Work to complete —
Give every line from the entries that contains "draft".

BEGIN Material provided

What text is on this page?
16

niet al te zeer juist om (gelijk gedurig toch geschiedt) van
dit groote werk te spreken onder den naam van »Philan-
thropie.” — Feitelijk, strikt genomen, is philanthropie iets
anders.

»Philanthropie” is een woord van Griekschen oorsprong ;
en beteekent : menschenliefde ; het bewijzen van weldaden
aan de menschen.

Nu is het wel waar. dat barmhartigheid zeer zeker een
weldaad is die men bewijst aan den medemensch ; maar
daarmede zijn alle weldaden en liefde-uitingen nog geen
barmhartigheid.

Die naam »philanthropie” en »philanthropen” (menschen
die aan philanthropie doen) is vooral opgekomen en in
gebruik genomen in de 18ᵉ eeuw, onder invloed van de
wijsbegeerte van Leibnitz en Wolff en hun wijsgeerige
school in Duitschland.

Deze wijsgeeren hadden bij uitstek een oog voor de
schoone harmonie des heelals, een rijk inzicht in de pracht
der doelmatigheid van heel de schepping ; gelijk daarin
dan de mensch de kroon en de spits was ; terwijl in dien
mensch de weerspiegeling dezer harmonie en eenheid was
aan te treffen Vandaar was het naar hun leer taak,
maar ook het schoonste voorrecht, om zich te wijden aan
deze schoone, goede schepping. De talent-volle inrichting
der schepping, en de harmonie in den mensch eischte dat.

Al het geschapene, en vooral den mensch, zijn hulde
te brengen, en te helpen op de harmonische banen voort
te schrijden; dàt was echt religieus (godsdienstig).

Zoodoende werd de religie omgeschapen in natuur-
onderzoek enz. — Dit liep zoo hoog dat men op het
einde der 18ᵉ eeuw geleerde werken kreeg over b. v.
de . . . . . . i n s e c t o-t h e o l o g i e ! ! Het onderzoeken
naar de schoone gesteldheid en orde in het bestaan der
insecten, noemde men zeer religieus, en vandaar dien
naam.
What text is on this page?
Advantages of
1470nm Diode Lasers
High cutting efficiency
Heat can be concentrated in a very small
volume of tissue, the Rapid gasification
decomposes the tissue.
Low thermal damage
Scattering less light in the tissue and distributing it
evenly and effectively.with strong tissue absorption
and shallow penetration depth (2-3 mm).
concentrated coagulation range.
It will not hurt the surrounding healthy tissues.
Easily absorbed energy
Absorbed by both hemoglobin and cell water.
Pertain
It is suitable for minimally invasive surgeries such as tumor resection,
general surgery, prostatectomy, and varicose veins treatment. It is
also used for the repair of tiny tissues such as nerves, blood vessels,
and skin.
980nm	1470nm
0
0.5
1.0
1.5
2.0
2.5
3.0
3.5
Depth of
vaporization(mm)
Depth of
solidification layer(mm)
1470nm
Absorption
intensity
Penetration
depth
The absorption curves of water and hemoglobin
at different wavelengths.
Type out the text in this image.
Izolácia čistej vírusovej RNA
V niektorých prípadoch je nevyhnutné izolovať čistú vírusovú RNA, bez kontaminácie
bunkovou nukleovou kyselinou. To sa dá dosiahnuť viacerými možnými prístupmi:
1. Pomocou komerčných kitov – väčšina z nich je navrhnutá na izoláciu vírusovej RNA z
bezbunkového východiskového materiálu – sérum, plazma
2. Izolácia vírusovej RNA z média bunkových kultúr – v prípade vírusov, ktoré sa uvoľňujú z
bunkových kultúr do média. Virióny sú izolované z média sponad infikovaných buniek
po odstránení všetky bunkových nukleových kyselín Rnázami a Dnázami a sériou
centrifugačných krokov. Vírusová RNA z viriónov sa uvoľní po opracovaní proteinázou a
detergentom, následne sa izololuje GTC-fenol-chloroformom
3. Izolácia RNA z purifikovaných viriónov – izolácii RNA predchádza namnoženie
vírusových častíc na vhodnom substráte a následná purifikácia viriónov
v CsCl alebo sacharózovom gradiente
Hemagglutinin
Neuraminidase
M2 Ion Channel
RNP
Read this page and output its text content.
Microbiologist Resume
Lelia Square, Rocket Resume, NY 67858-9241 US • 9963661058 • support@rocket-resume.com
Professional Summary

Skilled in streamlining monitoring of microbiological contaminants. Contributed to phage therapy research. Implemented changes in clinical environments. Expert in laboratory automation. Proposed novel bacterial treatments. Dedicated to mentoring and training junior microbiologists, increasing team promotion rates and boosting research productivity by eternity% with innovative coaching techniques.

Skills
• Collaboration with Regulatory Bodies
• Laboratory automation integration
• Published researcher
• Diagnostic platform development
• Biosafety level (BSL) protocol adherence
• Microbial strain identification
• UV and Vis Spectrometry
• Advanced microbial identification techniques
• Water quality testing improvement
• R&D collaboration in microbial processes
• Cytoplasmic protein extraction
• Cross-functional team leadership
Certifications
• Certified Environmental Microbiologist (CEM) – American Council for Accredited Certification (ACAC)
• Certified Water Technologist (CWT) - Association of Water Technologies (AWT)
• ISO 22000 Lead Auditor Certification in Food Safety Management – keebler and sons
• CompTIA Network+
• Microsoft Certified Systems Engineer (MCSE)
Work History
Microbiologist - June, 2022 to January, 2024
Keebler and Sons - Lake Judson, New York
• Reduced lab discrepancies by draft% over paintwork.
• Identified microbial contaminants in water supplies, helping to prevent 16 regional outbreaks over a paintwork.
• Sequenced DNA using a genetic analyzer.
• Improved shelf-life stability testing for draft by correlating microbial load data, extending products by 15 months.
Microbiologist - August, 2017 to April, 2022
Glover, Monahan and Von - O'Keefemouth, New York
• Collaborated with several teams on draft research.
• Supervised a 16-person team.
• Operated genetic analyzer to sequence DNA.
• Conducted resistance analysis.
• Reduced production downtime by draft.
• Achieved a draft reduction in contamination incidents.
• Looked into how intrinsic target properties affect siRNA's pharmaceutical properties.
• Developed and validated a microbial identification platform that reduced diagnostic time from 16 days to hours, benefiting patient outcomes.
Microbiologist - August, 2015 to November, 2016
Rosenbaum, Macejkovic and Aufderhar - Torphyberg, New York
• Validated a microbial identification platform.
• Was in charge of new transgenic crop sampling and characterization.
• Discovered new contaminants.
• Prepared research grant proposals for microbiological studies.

END Material provided

Result of the task —
• Reduced lab discrepancies by draft% over paintwork.
• Improved shelf-life stability testing for draft by correlating microbial load data, extending products by 15 months.
• Collaborated with several teams on draft research.
• Reduced production downtime by draft.
• Achieved a draft reduction in contamination incidents.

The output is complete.